— What the task requires —
How many lines in the material below contain the string "stepper"? Reply with the number alone.

== Material to process

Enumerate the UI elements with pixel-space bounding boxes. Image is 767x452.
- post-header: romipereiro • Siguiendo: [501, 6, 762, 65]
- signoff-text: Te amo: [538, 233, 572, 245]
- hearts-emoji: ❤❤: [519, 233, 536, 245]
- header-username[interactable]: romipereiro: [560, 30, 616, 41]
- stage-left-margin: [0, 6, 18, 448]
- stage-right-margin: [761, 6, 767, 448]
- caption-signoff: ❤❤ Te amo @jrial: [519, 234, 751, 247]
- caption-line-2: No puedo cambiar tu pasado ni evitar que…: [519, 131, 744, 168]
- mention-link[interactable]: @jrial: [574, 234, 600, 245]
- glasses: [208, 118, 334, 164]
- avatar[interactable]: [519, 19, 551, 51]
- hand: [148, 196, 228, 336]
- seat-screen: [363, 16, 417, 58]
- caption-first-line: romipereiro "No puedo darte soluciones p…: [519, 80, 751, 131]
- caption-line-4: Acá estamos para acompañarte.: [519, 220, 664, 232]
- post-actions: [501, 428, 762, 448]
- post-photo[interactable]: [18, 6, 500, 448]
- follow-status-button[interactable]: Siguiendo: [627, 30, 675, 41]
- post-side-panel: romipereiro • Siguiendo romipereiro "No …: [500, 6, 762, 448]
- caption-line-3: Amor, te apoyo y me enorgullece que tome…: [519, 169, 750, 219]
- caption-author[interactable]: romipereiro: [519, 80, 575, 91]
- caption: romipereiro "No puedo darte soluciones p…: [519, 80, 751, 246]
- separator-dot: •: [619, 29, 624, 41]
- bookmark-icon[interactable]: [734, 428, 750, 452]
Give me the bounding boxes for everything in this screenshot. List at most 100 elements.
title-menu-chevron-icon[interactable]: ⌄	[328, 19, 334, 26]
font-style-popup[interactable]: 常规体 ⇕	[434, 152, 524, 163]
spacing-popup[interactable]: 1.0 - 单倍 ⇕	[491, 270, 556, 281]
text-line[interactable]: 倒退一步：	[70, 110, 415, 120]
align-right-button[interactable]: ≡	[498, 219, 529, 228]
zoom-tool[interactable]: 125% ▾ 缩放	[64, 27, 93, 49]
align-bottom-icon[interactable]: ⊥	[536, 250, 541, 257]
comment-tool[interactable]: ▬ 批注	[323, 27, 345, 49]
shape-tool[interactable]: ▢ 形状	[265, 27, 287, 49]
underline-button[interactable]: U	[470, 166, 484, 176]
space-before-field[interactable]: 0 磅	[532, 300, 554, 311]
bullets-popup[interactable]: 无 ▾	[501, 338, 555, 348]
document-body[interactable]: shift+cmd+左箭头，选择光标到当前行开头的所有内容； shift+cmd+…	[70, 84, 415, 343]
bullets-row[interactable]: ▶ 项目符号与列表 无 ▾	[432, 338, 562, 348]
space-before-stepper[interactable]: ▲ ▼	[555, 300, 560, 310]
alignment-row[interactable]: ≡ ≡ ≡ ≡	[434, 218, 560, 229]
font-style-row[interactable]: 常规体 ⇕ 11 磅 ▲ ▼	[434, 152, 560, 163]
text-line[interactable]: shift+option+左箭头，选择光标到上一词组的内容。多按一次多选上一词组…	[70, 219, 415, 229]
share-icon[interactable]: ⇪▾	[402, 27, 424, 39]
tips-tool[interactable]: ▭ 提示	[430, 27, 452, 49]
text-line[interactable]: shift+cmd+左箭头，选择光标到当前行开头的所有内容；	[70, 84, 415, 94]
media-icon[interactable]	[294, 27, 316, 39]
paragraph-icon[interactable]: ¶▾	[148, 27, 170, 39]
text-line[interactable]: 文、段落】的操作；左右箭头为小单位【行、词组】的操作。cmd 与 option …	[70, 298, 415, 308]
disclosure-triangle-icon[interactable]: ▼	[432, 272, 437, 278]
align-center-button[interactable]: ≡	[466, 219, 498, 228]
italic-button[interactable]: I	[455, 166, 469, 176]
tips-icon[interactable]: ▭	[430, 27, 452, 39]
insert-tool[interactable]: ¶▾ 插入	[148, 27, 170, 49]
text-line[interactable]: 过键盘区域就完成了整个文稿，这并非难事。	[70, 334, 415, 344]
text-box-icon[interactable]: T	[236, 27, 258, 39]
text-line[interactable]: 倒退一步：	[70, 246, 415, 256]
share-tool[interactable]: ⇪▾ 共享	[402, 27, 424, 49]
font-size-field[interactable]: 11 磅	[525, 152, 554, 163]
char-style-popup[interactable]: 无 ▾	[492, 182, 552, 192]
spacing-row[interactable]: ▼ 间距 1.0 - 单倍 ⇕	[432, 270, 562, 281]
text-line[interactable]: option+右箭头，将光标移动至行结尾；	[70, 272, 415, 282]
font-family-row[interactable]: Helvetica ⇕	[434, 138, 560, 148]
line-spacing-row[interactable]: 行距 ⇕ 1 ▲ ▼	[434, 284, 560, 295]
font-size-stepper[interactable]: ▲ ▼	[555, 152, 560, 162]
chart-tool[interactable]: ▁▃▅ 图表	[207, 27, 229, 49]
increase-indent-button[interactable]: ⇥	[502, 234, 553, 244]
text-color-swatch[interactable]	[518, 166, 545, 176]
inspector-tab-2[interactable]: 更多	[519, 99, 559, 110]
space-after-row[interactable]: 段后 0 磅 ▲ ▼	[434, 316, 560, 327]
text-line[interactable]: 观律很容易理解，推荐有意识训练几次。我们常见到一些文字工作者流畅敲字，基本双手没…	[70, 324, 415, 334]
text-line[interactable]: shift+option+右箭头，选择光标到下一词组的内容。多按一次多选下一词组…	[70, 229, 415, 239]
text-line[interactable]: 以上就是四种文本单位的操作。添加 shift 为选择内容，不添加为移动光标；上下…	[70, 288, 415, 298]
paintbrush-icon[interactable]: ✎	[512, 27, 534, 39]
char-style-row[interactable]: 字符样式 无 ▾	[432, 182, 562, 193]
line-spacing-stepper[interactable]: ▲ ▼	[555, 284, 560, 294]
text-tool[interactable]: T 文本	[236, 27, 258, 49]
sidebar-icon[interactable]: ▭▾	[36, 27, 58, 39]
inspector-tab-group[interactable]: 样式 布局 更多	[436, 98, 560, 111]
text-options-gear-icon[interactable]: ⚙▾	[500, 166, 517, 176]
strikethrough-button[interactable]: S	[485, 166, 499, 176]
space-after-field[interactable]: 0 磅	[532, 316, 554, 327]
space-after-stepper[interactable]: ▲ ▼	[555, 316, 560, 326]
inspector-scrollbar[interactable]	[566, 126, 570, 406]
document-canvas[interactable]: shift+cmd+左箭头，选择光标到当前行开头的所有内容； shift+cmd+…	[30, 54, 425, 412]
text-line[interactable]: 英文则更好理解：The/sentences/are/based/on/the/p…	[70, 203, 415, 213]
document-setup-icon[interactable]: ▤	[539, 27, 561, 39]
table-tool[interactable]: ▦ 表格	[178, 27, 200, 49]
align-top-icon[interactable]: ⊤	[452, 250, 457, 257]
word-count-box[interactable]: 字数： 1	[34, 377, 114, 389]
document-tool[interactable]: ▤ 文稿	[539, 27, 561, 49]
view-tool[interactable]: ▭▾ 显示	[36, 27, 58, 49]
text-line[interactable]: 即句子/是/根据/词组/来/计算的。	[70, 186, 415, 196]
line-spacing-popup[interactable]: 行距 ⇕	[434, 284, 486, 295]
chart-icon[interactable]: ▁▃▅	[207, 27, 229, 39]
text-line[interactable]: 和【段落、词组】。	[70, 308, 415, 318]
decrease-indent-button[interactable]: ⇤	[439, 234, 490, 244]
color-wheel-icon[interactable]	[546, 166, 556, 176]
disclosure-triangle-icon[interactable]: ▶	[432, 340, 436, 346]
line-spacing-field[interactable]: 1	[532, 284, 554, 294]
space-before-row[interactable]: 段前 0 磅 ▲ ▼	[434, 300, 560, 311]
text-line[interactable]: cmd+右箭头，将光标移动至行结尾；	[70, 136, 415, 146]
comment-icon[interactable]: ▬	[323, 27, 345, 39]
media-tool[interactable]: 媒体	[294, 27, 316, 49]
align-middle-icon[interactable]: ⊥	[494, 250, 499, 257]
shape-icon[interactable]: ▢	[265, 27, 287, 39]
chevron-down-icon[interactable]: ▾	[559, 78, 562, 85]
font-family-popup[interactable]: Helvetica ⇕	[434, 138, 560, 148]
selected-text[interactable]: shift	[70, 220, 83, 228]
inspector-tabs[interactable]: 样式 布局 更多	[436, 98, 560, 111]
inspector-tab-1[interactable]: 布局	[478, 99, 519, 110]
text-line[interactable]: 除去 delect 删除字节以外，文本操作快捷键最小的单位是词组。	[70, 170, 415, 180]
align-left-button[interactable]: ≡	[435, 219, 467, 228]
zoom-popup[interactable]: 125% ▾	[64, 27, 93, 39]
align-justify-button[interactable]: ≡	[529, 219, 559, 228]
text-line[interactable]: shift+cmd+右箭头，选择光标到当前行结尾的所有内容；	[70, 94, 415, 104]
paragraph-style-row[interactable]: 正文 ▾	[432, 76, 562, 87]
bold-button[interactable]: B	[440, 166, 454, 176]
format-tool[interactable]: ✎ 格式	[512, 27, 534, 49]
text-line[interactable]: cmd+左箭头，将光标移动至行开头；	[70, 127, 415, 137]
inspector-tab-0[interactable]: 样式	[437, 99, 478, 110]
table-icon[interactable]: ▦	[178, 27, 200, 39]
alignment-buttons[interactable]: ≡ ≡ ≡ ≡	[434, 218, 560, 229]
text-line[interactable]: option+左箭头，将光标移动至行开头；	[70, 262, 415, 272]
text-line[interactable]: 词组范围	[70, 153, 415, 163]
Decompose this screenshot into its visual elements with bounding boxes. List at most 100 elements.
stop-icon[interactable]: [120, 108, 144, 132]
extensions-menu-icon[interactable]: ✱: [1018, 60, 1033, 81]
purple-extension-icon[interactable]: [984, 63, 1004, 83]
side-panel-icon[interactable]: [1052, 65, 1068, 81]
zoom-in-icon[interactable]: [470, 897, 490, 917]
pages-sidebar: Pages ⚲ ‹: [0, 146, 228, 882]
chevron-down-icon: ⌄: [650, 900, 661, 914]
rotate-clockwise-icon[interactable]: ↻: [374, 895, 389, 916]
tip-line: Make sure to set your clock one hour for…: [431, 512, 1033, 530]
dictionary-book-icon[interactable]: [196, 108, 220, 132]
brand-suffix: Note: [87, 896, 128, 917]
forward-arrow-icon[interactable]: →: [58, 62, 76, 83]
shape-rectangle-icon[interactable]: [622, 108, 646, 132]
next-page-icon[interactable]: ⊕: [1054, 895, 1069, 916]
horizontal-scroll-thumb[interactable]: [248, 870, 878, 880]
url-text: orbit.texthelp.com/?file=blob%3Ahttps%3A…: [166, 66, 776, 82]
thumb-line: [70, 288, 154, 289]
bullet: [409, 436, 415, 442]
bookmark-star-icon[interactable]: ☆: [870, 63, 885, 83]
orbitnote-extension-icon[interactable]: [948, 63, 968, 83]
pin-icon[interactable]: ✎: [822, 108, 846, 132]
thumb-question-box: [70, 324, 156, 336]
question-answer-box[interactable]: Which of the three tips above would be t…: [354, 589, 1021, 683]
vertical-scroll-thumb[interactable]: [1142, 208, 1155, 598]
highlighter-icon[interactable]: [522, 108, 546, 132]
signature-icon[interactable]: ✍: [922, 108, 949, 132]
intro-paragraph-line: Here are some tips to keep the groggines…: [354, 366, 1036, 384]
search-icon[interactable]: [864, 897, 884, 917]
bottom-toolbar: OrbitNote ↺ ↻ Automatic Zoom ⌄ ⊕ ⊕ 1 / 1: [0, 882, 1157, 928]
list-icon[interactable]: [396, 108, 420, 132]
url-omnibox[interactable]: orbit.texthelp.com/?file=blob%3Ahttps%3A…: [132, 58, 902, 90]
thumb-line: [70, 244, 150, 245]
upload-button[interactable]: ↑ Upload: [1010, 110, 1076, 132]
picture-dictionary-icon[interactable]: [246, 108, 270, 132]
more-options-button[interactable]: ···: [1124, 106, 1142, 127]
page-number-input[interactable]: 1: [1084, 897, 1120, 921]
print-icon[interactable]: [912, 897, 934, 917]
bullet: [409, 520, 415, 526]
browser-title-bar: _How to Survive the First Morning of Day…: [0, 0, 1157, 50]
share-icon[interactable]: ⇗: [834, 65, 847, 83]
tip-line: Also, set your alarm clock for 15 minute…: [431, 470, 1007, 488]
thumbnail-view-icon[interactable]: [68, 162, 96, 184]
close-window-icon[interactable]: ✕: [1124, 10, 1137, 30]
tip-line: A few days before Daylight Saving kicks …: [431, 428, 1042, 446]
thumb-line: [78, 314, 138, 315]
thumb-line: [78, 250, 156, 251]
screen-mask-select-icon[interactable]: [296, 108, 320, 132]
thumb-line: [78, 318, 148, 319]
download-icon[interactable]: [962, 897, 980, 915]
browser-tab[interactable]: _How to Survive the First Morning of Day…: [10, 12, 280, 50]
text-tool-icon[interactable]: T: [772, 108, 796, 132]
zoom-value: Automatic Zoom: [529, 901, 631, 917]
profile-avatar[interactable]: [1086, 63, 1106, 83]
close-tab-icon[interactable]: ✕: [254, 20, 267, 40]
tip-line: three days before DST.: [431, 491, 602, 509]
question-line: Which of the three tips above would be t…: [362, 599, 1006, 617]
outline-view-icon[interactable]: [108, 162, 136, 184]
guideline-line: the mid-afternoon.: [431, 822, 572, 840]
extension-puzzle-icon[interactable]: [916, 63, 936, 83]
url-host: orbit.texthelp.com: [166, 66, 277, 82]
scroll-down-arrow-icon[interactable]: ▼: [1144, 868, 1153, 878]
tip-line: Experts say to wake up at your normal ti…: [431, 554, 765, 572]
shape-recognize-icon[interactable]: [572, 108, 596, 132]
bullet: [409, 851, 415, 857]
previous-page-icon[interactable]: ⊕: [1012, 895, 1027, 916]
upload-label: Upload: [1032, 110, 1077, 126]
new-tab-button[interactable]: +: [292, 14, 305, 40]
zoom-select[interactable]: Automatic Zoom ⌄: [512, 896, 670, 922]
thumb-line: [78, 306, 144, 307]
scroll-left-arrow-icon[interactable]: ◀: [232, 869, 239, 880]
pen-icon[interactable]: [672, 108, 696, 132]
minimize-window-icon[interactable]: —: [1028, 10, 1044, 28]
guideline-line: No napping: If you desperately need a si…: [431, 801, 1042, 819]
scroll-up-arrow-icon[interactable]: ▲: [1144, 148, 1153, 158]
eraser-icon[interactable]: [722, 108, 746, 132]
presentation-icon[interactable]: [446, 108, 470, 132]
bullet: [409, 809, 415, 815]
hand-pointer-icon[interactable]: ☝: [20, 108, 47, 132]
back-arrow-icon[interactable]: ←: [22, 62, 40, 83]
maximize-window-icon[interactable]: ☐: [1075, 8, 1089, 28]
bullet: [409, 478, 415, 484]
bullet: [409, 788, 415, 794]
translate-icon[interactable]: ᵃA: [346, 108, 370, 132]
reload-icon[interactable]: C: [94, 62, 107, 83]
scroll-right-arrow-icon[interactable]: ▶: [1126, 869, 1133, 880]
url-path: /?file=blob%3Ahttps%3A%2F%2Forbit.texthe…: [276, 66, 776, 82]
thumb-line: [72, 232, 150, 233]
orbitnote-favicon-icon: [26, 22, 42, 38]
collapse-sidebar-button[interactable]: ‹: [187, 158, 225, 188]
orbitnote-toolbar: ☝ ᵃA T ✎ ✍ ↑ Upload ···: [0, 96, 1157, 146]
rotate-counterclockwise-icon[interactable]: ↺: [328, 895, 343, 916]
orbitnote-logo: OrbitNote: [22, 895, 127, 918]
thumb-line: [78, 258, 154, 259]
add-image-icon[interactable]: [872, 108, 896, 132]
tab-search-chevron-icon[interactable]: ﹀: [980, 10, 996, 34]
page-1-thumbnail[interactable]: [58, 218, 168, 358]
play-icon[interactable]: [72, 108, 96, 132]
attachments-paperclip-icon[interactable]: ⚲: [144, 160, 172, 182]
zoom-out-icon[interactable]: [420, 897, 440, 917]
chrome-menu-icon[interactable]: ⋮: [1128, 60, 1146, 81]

====

— Task output —
4